Provided records:
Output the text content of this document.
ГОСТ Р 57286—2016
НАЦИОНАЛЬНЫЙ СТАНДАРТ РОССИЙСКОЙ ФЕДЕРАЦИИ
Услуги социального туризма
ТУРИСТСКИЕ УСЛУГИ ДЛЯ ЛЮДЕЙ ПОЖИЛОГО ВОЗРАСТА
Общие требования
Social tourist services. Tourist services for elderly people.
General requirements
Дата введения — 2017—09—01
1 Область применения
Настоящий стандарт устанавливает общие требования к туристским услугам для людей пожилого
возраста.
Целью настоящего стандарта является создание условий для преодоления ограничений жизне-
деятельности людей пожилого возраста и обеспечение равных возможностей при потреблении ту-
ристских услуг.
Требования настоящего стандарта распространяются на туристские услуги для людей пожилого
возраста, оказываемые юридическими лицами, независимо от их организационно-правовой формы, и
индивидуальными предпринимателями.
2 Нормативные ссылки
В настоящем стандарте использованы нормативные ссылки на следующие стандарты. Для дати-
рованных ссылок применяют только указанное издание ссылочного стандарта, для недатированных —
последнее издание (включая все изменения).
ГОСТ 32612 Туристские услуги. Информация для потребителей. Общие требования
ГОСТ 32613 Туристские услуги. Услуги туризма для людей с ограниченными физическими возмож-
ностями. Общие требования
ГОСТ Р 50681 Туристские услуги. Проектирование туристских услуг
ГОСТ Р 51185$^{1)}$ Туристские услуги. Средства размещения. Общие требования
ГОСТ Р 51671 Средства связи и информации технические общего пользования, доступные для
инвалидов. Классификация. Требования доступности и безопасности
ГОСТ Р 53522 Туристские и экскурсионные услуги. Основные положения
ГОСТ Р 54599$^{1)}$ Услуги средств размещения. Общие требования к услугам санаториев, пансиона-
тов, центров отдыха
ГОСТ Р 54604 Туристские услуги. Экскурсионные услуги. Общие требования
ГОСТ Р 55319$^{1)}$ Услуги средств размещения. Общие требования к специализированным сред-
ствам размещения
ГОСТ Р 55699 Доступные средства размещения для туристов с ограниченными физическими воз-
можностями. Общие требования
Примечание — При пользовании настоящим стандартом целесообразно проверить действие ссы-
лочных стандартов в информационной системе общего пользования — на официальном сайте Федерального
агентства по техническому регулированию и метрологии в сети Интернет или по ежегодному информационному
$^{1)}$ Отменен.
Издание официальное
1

Stated problem: Count every line above that holds the string "услугам" and give the total, nothing more.

Output for this exercise: 2